** Begin Records provided **
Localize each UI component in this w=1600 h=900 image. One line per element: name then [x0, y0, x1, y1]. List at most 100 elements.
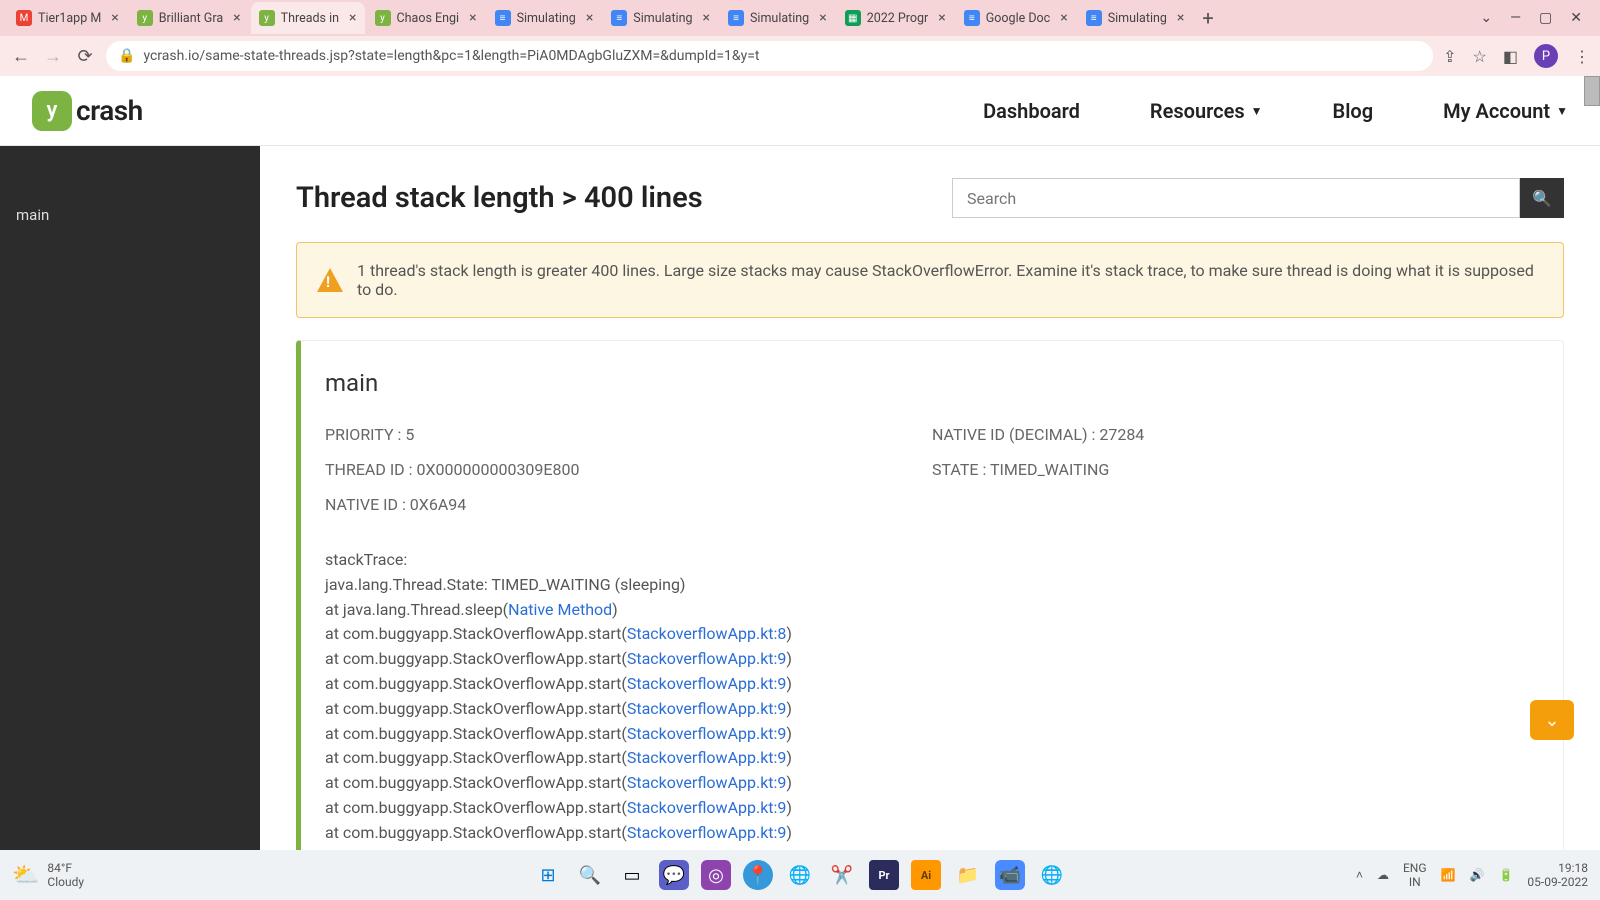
- browser-tab[interactable]: ≡Simulating×: [720, 2, 835, 34]
- stack-line: at com.buggyapp.StackOverflowApp.start(S…: [325, 672, 1539, 697]
- browser-tab[interactable]: yBrilliant Gra×: [129, 2, 249, 34]
- stack-link[interactable]: StackoverflowApp.kt:9: [627, 798, 787, 817]
- extensions-icon[interactable]: ◧: [1503, 47, 1518, 66]
- search-button[interactable]: 🔍: [1520, 178, 1564, 218]
- app-icon[interactable]: 📹: [995, 860, 1025, 890]
- stack-link[interactable]: StackoverflowApp.kt:9: [627, 674, 787, 693]
- stack-link[interactable]: StackoverflowApp.kt:8: [627, 624, 787, 643]
- dropdown-icon[interactable]: ⌄: [1480, 10, 1492, 26]
- app-icon[interactable]: ◎: [701, 860, 731, 890]
- logo-icon: y: [32, 91, 72, 131]
- stack-link[interactable]: Native Method: [508, 600, 612, 619]
- weather-icon: ⛅: [12, 863, 39, 888]
- tab-close-icon[interactable]: ×: [586, 10, 593, 26]
- app-icon[interactable]: 💬: [659, 860, 689, 890]
- search-icon: 🔍: [1532, 189, 1552, 208]
- tab-close-icon[interactable]: ×: [349, 10, 356, 26]
- app-icon[interactable]: Ai: [911, 860, 941, 890]
- profile-avatar[interactable]: P: [1534, 44, 1558, 68]
- bookmark-icon[interactable]: ☆: [1473, 47, 1487, 66]
- start-button[interactable]: ⊞: [533, 860, 563, 890]
- nav-resources[interactable]: Resources▼: [1150, 99, 1263, 123]
- language-region: IN: [1403, 875, 1427, 889]
- chevron-down-icon: ▼: [1556, 104, 1568, 118]
- battery-icon[interactable]: 🔋: [1498, 868, 1513, 882]
- tab-favicon: ≡: [1086, 10, 1102, 26]
- close-window-button[interactable]: ✕: [1570, 10, 1582, 26]
- chrome-icon[interactable]: 🌐: [785, 860, 815, 890]
- tray-chevron-icon[interactable]: ˄: [1356, 868, 1363, 882]
- condition: Cloudy: [47, 875, 84, 889]
- tab-close-icon[interactable]: ×: [233, 10, 240, 26]
- tab-title: Tier1app M: [38, 11, 101, 26]
- browser-tab[interactable]: ≡Simulating×: [1078, 2, 1193, 34]
- address-bar: ← → ⟳ 🔒 ycrash.io/same-state-threads.jsp…: [0, 36, 1600, 76]
- stack-line: at com.buggyapp.StackOverflowApp.start(S…: [325, 722, 1539, 747]
- stack-line: at com.buggyapp.StackOverflowApp.start(S…: [325, 796, 1539, 821]
- app-icon[interactable]: ✂️: [827, 860, 857, 890]
- volume-icon[interactable]: 🔊: [1470, 868, 1485, 882]
- scroll-down-button[interactable]: ⌄: [1530, 700, 1574, 740]
- tab-title: Simulating: [517, 11, 576, 26]
- search-taskbar-icon[interactable]: 🔍: [575, 860, 605, 890]
- url-input[interactable]: 🔒 ycrash.io/same-state-threads.jsp?state…: [106, 41, 1433, 71]
- chevron-down-icon: ▼: [1251, 104, 1263, 118]
- stack-link[interactable]: StackoverflowApp.kt:9: [627, 724, 787, 743]
- tab-favicon: ≡: [495, 10, 511, 26]
- tab-close-icon[interactable]: ×: [469, 10, 476, 26]
- stack-line: at com.buggyapp.StackOverflowApp.start(S…: [325, 821, 1539, 846]
- new-tab-button[interactable]: +: [1194, 6, 1221, 30]
- stack-link[interactable]: StackoverflowApp.kt:9: [627, 649, 787, 668]
- stack-link[interactable]: StackoverflowApp.kt:9: [627, 773, 787, 792]
- cloud-icon[interactable]: ☁: [1377, 868, 1389, 882]
- app-icon[interactable]: Pr: [869, 860, 899, 890]
- logo-text: crash: [76, 94, 143, 127]
- browser-tab[interactable]: ≡ Simulating ×: [487, 2, 602, 34]
- minimize-button[interactable]: —: [1510, 10, 1521, 26]
- windows-taskbar: ⛅ 84°F Cloudy ⊞ 🔍 ▭ 💬 ◎ 📍 🌐 ✂️ Pr Ai 📁 📹…: [0, 850, 1600, 900]
- sidebar-item-main[interactable]: main: [16, 206, 244, 224]
- task-view-icon[interactable]: ▭: [617, 860, 647, 890]
- forward-button[interactable]: →: [42, 46, 64, 67]
- share-icon[interactable]: ⇪: [1443, 47, 1456, 66]
- tab-close-icon[interactable]: ×: [111, 10, 118, 26]
- page-title: Thread stack length > 400 lines: [296, 181, 703, 215]
- tab-close-icon[interactable]: ×: [1177, 10, 1184, 26]
- browser-tab[interactable]: MTier1app M×: [8, 2, 127, 34]
- app-icon[interactable]: 🌐: [1037, 860, 1067, 890]
- clock[interactable]: 19:18 05-09-2022: [1527, 861, 1588, 890]
- weather-widget[interactable]: ⛅ 84°F Cloudy: [12, 861, 84, 890]
- meta-native-id: NATIVE ID : 0X6A94: [325, 495, 932, 514]
- tab-close-icon[interactable]: ×: [1060, 10, 1067, 26]
- browser-tab[interactable]: yThreads in×: [251, 2, 365, 34]
- nav-blog[interactable]: Blog: [1333, 99, 1374, 123]
- file-explorer-icon[interactable]: 📁: [953, 860, 983, 890]
- tab-close-icon[interactable]: ×: [703, 10, 710, 26]
- app-icon[interactable]: 📍: [743, 860, 773, 890]
- stack-link[interactable]: StackoverflowApp.kt:9: [627, 748, 787, 767]
- stack-link[interactable]: StackoverflowApp.kt:9: [627, 823, 787, 842]
- tab-title: Chaos Engi: [397, 11, 460, 26]
- maximize-button[interactable]: ▢: [1539, 10, 1552, 26]
- nav-dashboard[interactable]: Dashboard: [983, 99, 1080, 123]
- wifi-icon[interactable]: 📶: [1441, 868, 1456, 882]
- back-button[interactable]: ←: [10, 46, 32, 67]
- logo[interactable]: y crash: [32, 91, 143, 131]
- tab-title: 2022 Progr: [867, 11, 929, 26]
- tab-close-icon[interactable]: ×: [938, 10, 945, 26]
- thread-name: main: [325, 369, 1539, 397]
- browser-tab[interactable]: ≡Simulating×: [603, 2, 718, 34]
- tab-close-icon[interactable]: ×: [819, 10, 826, 26]
- vertical-scrollbar[interactable]: [1584, 76, 1600, 106]
- menu-icon[interactable]: ⋮: [1574, 47, 1590, 66]
- stack-link[interactable]: StackoverflowApp.kt:9: [627, 699, 787, 718]
- browser-tab[interactable]: ≡Google Doc×: [956, 2, 1076, 34]
- browser-tab[interactable]: yChaos Engi×: [367, 2, 485, 34]
- nav-my-account[interactable]: My Account▼: [1443, 99, 1568, 123]
- reload-button[interactable]: ⟳: [74, 46, 96, 67]
- tab-favicon: ▦: [845, 10, 861, 26]
- browser-tab[interactable]: ▦ 2022 Progr ×: [837, 2, 954, 34]
- thread-card: main PRIORITY : 5 NATIVE ID (DECIMAL) : …: [296, 340, 1564, 850]
- search-input[interactable]: [952, 178, 1520, 218]
- language-code[interactable]: ENG: [1403, 861, 1427, 875]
** End Records provided **
— Work to complete —
Reproduce every line of the records above character for character, leaving out the picture placeholders.

— Output below —
Localize each UI component in this w=1600 h=900 image. One line per element: name then [x0, y0, x1, y1]. List at most 100 elements.
- browser-tab[interactable]: ≡Simulating×: [720, 2, 835, 34]
- stack-line: at com.buggyapp.StackOverflowApp.start(S…: [325, 672, 1539, 697]
- browser-tab[interactable]: yBrilliant Gra×: [129, 2, 249, 34]
- stack-link[interactable]: StackoverflowApp.kt:9: [627, 798, 787, 817]
- extensions-icon[interactable]: ◧: [1503, 47, 1518, 66]
- search-button[interactable]: 🔍: [1520, 178, 1564, 218]
- app-icon[interactable]: 📹: [995, 860, 1025, 890]
- stack-link[interactable]: StackoverflowApp.kt:9: [627, 674, 787, 693]
- stack-link[interactable]: StackoverflowApp.kt:8: [627, 624, 787, 643]
- dropdown-icon[interactable]: ⌄: [1480, 10, 1492, 26]
- app-icon[interactable]: ◎: [701, 860, 731, 890]
- logo-icon: y: [32, 91, 72, 131]
- stack-link[interactable]: Native Method: [508, 600, 612, 619]
- weather-icon: ⛅: [12, 863, 39, 888]
- tab-close-icon[interactable]: ×: [586, 10, 593, 26]
- app-icon[interactable]: 💬: [659, 860, 689, 890]
- search-icon: 🔍: [1532, 189, 1552, 208]
- tab-close-icon[interactable]: ×: [349, 10, 356, 26]
- app-icon[interactable]: Ai: [911, 860, 941, 890]
- profile-avatar[interactable]: P: [1534, 44, 1558, 68]
- bookmark-icon[interactable]: ☆: [1473, 47, 1487, 66]
- start-button[interactable]: ⊞: [533, 860, 563, 890]
- nav-resources[interactable]: Resources▼: [1150, 99, 1263, 123]
- language-region: IN: [1403, 875, 1427, 889]
- chevron-down-icon: ▼: [1556, 104, 1568, 118]
- battery-icon[interactable]: 🔋: [1498, 868, 1513, 882]
- tab-favicon: ≡: [1086, 10, 1102, 26]
- close-window-button[interactable]: ✕: [1570, 10, 1582, 26]
- chrome-icon[interactable]: 🌐: [785, 860, 815, 890]
- tray-chevron-icon[interactable]: ˄: [1356, 868, 1363, 882]
- condition: Cloudy: [47, 875, 84, 889]
- tab-close-icon[interactable]: ×: [233, 10, 240, 26]
- tab-title: Tier1app M: [38, 11, 101, 26]
- browser-tab[interactable]: ≡Simulating×: [1078, 2, 1193, 34]
- address-bar: ← → ⟳ 🔒 ycrash.io/same-state-threads.jsp…: [0, 36, 1600, 76]
- stack-line: at com.buggyapp.StackOverflowApp.start(S…: [325, 722, 1539, 747]
- stack-line: at com.buggyapp.StackOverflowApp.start(S…: [325, 796, 1539, 821]
- app-icon[interactable]: ✂️: [827, 860, 857, 890]
- volume-icon[interactable]: 🔊: [1470, 868, 1485, 882]
- scroll-down-button[interactable]: ⌄: [1530, 700, 1574, 740]
- tab-title: Simulating: [517, 11, 576, 26]
- search-taskbar-icon[interactable]: 🔍: [575, 860, 605, 890]
- url-input[interactable]: 🔒 ycrash.io/same-state-threads.jsp?state…: [106, 41, 1433, 71]
- chevron-down-icon: ▼: [1251, 104, 1263, 118]
- stack-link[interactable]: StackoverflowApp.kt:9: [627, 724, 787, 743]
- tab-favicon: ≡: [495, 10, 511, 26]
- tab-close-icon[interactable]: ×: [469, 10, 476, 26]
- stack-line: at com.buggyapp.StackOverflowApp.start(S…: [325, 821, 1539, 846]
- new-tab-button[interactable]: +: [1194, 6, 1221, 30]
- stack-link[interactable]: StackoverflowApp.kt:9: [627, 649, 787, 668]
- stack-link[interactable]: StackoverflowApp.kt:9: [627, 773, 787, 792]
- cloud-icon[interactable]: ☁: [1377, 868, 1389, 882]
- app-icon[interactable]: Pr: [869, 860, 899, 890]
- logo-text: crash: [76, 94, 143, 127]
- browser-tab[interactable]: ≡ Simulating ×: [487, 2, 602, 34]
- minimize-button[interactable]: —: [1510, 10, 1521, 26]
- windows-taskbar: ⛅ 84°F Cloudy ⊞ 🔍 ▭ 💬 ◎ 📍 🌐 ✂️ Pr Ai 📁 📹…: [0, 850, 1600, 900]
- sidebar-item-main[interactable]: main: [16, 206, 244, 224]
- task-view-icon[interactable]: ▭: [617, 860, 647, 890]
- forward-button[interactable]: →: [42, 46, 64, 67]
- share-icon[interactable]: ⇪: [1443, 47, 1456, 66]
- tab-close-icon[interactable]: ×: [111, 10, 118, 26]
- page-title: Thread stack length > 400 lines: [296, 181, 703, 215]
- tab-close-icon[interactable]: ×: [1177, 10, 1184, 26]
- browser-tab[interactable]: MTier1app M×: [8, 2, 127, 34]
- app-icon[interactable]: 🌐: [1037, 860, 1067, 890]
- clock[interactable]: 19:18 05-09-2022: [1527, 861, 1588, 890]
- weather-widget[interactable]: ⛅ 84°F Cloudy: [12, 861, 84, 890]
- meta-native-id: NATIVE ID : 0X6A94: [325, 495, 932, 514]
- tab-close-icon[interactable]: ×: [1060, 10, 1067, 26]
- browser-tab[interactable]: yThreads in×: [251, 2, 365, 34]
- nav-blog[interactable]: Blog: [1333, 99, 1374, 123]
- file-explorer-icon[interactable]: 📁: [953, 860, 983, 890]
- tab-close-icon[interactable]: ×: [703, 10, 710, 26]
- app-icon[interactable]: 📍: [743, 860, 773, 890]
- stack-link[interactable]: StackoverflowApp.kt:9: [627, 748, 787, 767]
- stack-link[interactable]: StackoverflowApp.kt:9: [627, 823, 787, 842]
- tab-title: Chaos Engi: [397, 11, 460, 26]
- maximize-button[interactable]: ▢: [1539, 10, 1552, 26]
- nav-dashboard[interactable]: Dashboard: [983, 99, 1080, 123]
- wifi-icon[interactable]: 📶: [1441, 868, 1456, 882]
- back-button[interactable]: ←: [10, 46, 32, 67]
- logo[interactable]: y crash: [32, 91, 143, 131]
- tab-title: 2022 Progr: [867, 11, 929, 26]
- tab-close-icon[interactable]: ×: [938, 10, 945, 26]
- thread-name: main: [325, 369, 1539, 397]
- browser-tab[interactable]: ≡Simulating×: [603, 2, 718, 34]
- tab-close-icon[interactable]: ×: [819, 10, 826, 26]
- vertical-scrollbar[interactable]: [1584, 76, 1600, 106]
- menu-icon[interactable]: ⋮: [1574, 47, 1590, 66]
- stack-link[interactable]: StackoverflowApp.kt:9: [627, 699, 787, 718]
- browser-tab[interactable]: ≡Google Doc×: [956, 2, 1076, 34]
- browser-tab[interactable]: yChaos Engi×: [367, 2, 485, 34]
- nav-my-account[interactable]: My Account▼: [1443, 99, 1568, 123]
- reload-button[interactable]: ⟳: [74, 46, 96, 67]
- tab-favicon: ▦: [845, 10, 861, 26]
- browser-tab[interactable]: ▦ 2022 Progr ×: [837, 2, 954, 34]
- thread-card: main PRIORITY : 5 NATIVE ID (DECIMAL) : …: [296, 340, 1564, 850]
- search-input[interactable]: [952, 178, 1520, 218]
- language-code[interactable]: ENG: [1403, 861, 1427, 875]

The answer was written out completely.